=== EXTRACTED MATERIAL ===

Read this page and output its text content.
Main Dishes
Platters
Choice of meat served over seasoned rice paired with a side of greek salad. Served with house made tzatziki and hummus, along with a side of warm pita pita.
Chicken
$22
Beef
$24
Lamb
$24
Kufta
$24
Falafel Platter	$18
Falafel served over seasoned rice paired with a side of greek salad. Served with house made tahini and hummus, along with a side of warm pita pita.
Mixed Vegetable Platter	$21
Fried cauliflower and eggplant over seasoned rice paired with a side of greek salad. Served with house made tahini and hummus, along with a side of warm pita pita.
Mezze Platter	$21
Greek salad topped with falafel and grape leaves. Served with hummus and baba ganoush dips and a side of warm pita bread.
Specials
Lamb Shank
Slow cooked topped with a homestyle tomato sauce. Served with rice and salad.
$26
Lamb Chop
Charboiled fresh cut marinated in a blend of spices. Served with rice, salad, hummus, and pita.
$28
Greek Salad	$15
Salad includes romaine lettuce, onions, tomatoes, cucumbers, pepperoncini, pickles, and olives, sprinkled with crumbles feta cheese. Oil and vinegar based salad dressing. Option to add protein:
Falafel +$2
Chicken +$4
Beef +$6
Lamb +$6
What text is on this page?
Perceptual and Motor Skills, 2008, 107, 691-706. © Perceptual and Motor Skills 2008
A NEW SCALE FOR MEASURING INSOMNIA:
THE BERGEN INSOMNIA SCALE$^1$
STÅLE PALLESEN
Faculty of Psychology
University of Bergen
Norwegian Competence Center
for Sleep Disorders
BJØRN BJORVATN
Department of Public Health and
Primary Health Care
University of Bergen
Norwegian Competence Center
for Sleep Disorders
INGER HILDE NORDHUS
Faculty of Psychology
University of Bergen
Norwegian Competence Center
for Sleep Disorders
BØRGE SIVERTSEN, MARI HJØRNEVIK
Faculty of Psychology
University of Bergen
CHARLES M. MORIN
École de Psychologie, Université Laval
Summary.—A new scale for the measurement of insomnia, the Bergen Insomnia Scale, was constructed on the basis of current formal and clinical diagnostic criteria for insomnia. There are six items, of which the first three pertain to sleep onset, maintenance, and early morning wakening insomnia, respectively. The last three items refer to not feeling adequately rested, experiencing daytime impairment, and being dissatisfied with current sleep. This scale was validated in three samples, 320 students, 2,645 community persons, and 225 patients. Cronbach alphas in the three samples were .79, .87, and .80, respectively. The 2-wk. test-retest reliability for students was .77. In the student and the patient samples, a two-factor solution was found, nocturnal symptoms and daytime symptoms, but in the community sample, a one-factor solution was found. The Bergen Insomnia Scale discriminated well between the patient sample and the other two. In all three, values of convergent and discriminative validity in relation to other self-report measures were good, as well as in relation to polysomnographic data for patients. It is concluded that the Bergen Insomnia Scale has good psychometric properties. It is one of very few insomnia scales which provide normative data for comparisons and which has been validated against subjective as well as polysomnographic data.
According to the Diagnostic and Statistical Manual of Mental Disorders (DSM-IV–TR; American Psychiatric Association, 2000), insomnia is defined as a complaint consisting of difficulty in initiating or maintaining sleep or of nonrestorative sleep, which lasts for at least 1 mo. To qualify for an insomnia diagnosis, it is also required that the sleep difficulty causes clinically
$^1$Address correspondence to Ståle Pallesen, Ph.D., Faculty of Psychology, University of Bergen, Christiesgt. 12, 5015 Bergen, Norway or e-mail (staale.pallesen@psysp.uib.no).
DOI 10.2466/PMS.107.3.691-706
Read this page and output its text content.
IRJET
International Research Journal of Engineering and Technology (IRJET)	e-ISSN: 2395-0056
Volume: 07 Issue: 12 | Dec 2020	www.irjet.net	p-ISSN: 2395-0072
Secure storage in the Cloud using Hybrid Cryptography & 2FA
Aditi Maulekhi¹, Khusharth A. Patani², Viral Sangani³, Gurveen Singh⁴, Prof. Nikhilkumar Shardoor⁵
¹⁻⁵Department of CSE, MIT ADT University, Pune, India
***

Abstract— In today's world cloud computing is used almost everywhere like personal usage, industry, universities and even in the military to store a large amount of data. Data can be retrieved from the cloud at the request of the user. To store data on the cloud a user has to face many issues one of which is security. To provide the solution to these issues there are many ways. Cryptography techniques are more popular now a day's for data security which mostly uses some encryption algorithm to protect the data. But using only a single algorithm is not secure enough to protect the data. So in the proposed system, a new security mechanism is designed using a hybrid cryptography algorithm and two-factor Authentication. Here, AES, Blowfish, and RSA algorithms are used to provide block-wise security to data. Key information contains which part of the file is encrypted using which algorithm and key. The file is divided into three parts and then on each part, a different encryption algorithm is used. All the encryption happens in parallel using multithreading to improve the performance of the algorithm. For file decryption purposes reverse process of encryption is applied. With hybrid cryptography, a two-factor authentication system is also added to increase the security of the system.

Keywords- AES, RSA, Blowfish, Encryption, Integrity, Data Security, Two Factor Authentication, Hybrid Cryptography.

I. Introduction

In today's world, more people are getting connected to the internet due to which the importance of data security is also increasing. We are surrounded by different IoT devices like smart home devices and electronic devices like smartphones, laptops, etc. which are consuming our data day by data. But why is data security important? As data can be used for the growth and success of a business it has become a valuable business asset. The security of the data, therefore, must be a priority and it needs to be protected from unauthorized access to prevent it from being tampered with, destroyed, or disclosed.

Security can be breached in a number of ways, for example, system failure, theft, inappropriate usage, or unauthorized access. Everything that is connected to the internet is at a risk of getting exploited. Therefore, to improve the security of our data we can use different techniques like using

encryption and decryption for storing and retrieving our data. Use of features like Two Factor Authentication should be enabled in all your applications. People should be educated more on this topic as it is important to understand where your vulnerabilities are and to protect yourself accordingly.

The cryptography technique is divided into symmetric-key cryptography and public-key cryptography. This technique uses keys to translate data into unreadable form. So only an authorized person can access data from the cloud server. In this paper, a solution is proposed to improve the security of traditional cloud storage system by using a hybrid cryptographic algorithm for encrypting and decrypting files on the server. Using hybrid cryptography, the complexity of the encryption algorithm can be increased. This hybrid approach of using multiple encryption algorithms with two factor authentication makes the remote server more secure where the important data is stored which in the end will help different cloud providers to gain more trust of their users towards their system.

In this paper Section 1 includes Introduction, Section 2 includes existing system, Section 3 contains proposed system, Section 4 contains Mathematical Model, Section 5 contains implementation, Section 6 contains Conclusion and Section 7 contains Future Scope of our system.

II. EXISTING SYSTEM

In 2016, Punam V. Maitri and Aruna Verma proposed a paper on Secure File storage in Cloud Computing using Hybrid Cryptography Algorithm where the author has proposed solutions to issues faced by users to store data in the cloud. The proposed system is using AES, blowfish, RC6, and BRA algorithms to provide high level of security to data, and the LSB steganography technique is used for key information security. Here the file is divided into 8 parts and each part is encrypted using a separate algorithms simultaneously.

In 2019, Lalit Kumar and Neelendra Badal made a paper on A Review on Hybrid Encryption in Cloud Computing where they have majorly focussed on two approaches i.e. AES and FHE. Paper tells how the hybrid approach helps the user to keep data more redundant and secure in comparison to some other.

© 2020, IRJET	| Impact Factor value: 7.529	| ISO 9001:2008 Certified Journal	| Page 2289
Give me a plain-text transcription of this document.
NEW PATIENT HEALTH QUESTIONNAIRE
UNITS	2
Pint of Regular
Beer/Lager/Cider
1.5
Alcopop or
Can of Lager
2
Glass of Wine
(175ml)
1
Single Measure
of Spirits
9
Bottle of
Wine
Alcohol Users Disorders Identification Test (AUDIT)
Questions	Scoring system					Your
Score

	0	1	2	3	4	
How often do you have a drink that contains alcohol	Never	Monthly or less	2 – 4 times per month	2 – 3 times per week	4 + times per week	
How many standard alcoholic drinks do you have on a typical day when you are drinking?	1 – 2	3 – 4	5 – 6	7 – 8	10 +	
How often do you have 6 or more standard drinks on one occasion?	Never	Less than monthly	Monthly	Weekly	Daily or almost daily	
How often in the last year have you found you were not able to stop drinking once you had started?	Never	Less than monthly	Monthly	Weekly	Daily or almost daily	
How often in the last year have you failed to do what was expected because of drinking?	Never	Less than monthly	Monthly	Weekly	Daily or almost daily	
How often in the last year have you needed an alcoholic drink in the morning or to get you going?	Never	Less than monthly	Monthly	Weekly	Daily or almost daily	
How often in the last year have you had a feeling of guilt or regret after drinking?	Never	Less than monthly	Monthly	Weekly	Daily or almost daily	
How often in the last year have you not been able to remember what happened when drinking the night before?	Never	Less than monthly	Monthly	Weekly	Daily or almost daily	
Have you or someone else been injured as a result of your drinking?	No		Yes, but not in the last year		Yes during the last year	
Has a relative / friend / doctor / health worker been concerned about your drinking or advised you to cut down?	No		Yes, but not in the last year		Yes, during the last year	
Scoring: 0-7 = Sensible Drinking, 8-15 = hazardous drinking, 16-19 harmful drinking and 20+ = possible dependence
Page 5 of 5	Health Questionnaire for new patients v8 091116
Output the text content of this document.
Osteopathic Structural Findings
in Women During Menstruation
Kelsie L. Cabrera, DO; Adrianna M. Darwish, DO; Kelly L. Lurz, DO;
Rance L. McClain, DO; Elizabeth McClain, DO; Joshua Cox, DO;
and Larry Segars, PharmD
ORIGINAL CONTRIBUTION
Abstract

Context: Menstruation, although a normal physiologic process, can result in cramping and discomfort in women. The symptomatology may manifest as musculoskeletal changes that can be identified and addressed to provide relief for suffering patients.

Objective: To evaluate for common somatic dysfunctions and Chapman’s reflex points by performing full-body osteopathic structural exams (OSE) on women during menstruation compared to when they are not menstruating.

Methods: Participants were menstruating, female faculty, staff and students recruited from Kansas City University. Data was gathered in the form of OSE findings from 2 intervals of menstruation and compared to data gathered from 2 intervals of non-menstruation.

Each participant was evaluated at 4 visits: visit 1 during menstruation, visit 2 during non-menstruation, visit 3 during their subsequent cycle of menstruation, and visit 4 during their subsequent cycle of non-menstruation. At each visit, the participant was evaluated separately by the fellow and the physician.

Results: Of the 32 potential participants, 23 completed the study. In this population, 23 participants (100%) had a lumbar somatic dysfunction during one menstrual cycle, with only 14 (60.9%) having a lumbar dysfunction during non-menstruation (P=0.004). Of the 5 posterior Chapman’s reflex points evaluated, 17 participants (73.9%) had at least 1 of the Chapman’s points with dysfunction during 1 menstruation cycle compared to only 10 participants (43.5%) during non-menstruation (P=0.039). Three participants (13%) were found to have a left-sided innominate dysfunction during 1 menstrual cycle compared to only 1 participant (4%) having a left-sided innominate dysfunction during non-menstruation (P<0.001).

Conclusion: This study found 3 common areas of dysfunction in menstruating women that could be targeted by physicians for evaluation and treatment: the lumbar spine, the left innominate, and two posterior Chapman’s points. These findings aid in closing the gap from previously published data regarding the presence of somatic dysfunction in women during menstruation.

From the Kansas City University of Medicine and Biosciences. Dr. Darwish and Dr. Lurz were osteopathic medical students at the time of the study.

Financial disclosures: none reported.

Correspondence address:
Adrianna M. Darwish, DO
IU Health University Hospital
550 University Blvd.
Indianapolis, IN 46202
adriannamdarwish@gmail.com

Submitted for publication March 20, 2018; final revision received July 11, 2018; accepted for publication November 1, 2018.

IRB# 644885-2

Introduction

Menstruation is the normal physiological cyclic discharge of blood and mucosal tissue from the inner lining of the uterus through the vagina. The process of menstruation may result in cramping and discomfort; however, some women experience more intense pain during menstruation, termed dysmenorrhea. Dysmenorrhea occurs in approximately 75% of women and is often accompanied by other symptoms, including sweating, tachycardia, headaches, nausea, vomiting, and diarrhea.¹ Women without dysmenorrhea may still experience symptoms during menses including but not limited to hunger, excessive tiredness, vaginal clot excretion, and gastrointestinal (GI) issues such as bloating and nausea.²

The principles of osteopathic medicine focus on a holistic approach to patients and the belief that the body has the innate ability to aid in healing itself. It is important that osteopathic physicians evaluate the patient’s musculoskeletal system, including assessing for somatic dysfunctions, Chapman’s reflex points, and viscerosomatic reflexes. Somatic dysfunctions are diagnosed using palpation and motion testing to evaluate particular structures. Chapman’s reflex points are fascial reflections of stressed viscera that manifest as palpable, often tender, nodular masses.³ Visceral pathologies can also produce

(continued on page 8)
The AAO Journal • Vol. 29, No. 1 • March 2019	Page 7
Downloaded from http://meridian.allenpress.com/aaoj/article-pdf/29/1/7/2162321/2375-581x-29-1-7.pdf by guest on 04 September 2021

===

* WHAT THIS TASK INVOLVES: Would you copy every line from the listing above that has the string "their" in it?

* TASK OUTPUT:
The cryptography technique is divided into symmetric-key cryptography and public-key cryptography. This technique uses keys to translate data into unreadable form. So only an authorized person can access data from the cloud server. In this paper, a solution is proposed to improve the security of traditional cloud storage system by using a hybrid cryptographic algorithm for encrypting and decrypting files on the server. Using hybrid cryptography, the complexity of the encryption algorithm can be increased. This hybrid approach of using multiple encryption algorithms with two factor authentication makes the remote server more secure where the important data is stored which in the end will help different cloud providers to gain more trust of their users towards their system.
Each participant was evaluated at 4 visits: visit 1 during menstruation, visit 2 during non-menstruation, visit 3 during their subsequent cycle of menstruation, and visit 4 during their subsequent cycle of non-menstruation. At each visit, the participant was evaluated separately by the fellow and the physician.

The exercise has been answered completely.